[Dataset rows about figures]
----

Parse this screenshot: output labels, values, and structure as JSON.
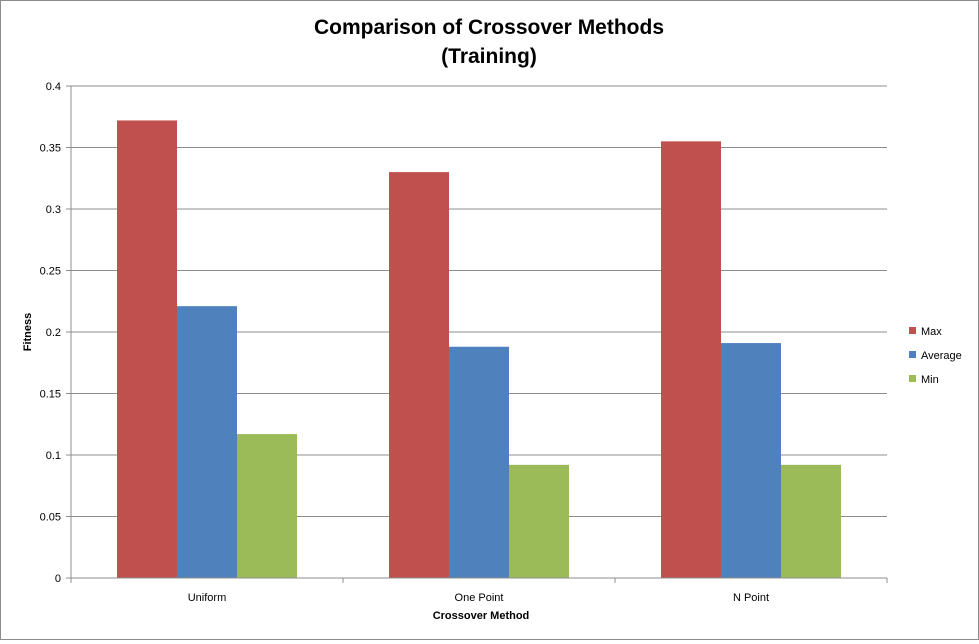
{
  "chart_data": {
    "type": "bar",
    "title": "Comparison of Crossover Methods",
    "subtitle": "(Training)",
    "xlabel": "Crossover Method",
    "ylabel": "Fitness",
    "categories": [
      "Uniform",
      "One Point",
      "N Point"
    ],
    "series": [
      {
        "name": "Max",
        "color": "#c0504d",
        "values": [
          0.372,
          0.33,
          0.355
        ]
      },
      {
        "name": "Average",
        "color": "#4f81bd",
        "values": [
          0.221,
          0.188,
          0.191
        ]
      },
      {
        "name": "Min",
        "color": "#9bbb59",
        "values": [
          0.117,
          0.092,
          0.092
        ]
      }
    ],
    "ylim": [
      0,
      0.4
    ],
    "yticks": [
      "0",
      "0.05",
      "0.1",
      "0.15",
      "0.2",
      "0.25",
      "0.3",
      "0.35",
      "0.4"
    ],
    "grid": true,
    "legend_position": "right"
  }
}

----

Problem statement — Repeat the data in full and exactly. Omit pictures.

Correct output —
Parse this screenshot: output labels, values, and structure as JSON.
{
  "chart_data": {
    "type": "bar",
    "title": "Comparison of Crossover Methods",
    "subtitle": "(Training)",
    "xlabel": "Crossover Method",
    "ylabel": "Fitness",
    "categories": [
      "Uniform",
      "One Point",
      "N Point"
    ],
    "series": [
      {
        "name": "Max",
        "color": "#c0504d",
        "values": [
          0.372,
          0.33,
          0.355
        ]
      },
      {
        "name": "Average",
        "color": "#4f81bd",
        "values": [
          0.221,
          0.188,
          0.191
        ]
      },
      {
        "name": "Min",
        "color": "#9bbb59",
        "values": [
          0.117,
          0.092,
          0.092
        ]
      }
    ],
    "ylim": [
      0,
      0.4
    ],
    "yticks": [
      "0",
      "0.05",
      "0.1",
      "0.15",
      "0.2",
      "0.25",
      "0.3",
      "0.35",
      "0.4"
    ],
    "grid": true,
    "legend_position": "right"
  }
}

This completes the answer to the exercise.